Write down each entry again, exactly as it reads.
+++ Given data
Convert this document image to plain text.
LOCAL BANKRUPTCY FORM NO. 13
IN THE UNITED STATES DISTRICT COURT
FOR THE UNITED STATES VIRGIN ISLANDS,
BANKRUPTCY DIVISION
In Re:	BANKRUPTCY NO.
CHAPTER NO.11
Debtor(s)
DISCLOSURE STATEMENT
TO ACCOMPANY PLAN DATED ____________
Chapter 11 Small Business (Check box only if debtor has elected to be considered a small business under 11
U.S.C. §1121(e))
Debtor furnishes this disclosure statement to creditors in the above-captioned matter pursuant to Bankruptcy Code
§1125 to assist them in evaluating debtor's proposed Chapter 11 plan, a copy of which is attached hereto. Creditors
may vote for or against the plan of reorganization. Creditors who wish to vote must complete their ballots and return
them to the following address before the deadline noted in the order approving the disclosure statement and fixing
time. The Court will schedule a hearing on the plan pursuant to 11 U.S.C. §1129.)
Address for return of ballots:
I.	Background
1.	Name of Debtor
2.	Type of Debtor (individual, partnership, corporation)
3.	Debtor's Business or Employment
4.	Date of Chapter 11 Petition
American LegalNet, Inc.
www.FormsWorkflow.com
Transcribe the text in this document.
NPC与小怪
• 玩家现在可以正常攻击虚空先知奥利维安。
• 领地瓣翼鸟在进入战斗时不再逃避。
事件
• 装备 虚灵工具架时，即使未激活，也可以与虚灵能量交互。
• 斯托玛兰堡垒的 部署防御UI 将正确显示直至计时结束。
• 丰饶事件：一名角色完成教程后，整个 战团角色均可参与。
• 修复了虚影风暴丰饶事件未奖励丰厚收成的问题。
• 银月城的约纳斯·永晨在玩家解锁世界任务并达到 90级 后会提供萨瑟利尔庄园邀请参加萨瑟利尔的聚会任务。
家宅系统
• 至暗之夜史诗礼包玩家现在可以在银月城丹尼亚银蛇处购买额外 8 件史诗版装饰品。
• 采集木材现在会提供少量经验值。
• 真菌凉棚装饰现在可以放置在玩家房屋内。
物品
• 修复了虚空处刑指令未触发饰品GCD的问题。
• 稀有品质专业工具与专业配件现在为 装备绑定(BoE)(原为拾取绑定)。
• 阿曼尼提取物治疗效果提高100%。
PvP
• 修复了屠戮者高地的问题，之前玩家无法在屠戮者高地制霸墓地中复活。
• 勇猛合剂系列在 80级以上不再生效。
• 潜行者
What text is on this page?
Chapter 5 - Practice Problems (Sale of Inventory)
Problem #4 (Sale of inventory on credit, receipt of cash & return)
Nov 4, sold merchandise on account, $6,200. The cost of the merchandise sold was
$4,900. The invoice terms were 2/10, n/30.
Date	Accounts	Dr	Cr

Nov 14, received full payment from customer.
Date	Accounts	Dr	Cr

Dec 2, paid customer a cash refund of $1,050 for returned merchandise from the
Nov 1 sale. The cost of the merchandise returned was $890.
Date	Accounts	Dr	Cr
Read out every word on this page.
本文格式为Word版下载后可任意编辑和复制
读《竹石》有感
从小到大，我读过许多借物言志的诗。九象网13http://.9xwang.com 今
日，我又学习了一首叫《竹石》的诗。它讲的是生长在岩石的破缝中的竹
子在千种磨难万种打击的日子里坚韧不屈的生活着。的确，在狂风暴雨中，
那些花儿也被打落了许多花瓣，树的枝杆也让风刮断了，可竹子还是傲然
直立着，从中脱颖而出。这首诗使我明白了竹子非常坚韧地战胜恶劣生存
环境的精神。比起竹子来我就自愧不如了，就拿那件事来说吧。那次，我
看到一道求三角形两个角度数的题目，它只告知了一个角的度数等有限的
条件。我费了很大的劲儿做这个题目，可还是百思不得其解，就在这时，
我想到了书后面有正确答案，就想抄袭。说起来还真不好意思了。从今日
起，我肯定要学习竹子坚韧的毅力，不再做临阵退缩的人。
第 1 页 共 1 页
++++++
## [Response to the exercise]
Convert this document image to plain text.
LOCAL BANKRUPTCY FORM NO. 13
IN THE UNITED STATES DISTRICT COURT
FOR THE UNITED STATES VIRGIN ISLANDS,
BANKRUPTCY DIVISION
In Re:	BANKRUPTCY NO.
CHAPTER NO.11
Debtor(s)
DISCLOSURE STATEMENT
TO ACCOMPANY PLAN DATED ____________
Chapter 11 Small Business (Check box only if debtor has elected to be considered a small business under 11
U.S.C. §1121(e))
Debtor furnishes this disclosure statement to creditors in the above-captioned matter pursuant to Bankruptcy Code
§1125 to assist them in evaluating debtor's proposed Chapter 11 plan, a copy of which is attached hereto. Creditors
may vote for or against the plan of reorganization. Creditors who wish to vote must complete their ballots and return
them to the following address before the deadline noted in the order approving the disclosure statement and fixing
time. The Court will schedule a hearing on the plan pursuant to 11 U.S.C. §1129.)
Address for return of ballots:
I.	Background
1.	Name of Debtor
2.	Type of Debtor (individual, partnership, corporation)
3.	Debtor's Business or Employment
4.	Date of Chapter 11 Petition
American LegalNet, Inc.
www.FormsWorkflow.com
Transcribe the text in this document.
NPC与小怪
• 玩家现在可以正常攻击虚空先知奥利维安。
• 领地瓣翼鸟在进入战斗时不再逃避。
事件
• 装备 虚灵工具架时，即使未激活，也可以与虚灵能量交互。
• 斯托玛兰堡垒的 部署防御UI 将正确显示直至计时结束。
• 丰饶事件：一名角色完成教程后，整个 战团角色均可参与。
• 修复了虚影风暴丰饶事件未奖励丰厚收成的问题。
• 银月城的约纳斯·永晨在玩家解锁世界任务并达到 90级 后会提供萨瑟利尔庄园邀请参加萨瑟利尔的聚会任务。
家宅系统
• 至暗之夜史诗礼包玩家现在可以在银月城丹尼亚银蛇处购买额外 8 件史诗版装饰品。
• 采集木材现在会提供少量经验值。
• 真菌凉棚装饰现在可以放置在玩家房屋内。
物品
• 修复了虚空处刑指令未触发饰品GCD的问题。
• 稀有品质专业工具与专业配件现在为 装备绑定(BoE)(原为拾取绑定)。
• 阿曼尼提取物治疗效果提高100%。
PvP
• 修复了屠戮者高地的问题，之前玩家无法在屠戮者高地制霸墓地中复活。
• 勇猛合剂系列在 80级以上不再生效。
• 潜行者
What text is on this page?
Chapter 5 - Practice Problems (Sale of Inventory)
Problem #4 (Sale of inventory on credit, receipt of cash & return)
Nov 4, sold merchandise on account, $6,200. The cost of the merchandise sold was
$4,900. The invoice terms were 2/10, n/30.
Date	Accounts	Dr	Cr

Nov 14, received full payment from customer.
Date	Accounts	Dr	Cr

Dec 2, paid customer a cash refund of $1,050 for returned merchandise from the
Nov 1 sale. The cost of the merchandise returned was $890.
Date	Accounts	Dr	Cr
Read out every word on this page.
本文格式为Word版下载后可任意编辑和复制
读《竹石》有感
从小到大，我读过许多借物言志的诗。九象网13http://.9xwang.com 今
日，我又学习了一首叫《竹石》的诗。它讲的是生长在岩石的破缝中的竹
子在千种磨难万种打击的日子里坚韧不屈的生活着。的确，在狂风暴雨中，
那些花儿也被打落了许多花瓣，树的枝杆也让风刮断了，可竹子还是傲然
直立着，从中脱颖而出。这首诗使我明白了竹子非常坚韧地战胜恶劣生存
环境的精神。比起竹子来我就自愧不如了，就拿那件事来说吧。那次，我
看到一道求三角形两个角度数的题目，它只告知了一个角的度数等有限的
条件。我费了很大的劲儿做这个题目，可还是百思不得其解，就在这时，
我想到了书后面有正确答案，就想抄袭。说起来还真不好意思了。从今日
起，我肯定要学习竹子坚韧的毅力，不再做临阵退缩的人。
第 1 页 共 1 页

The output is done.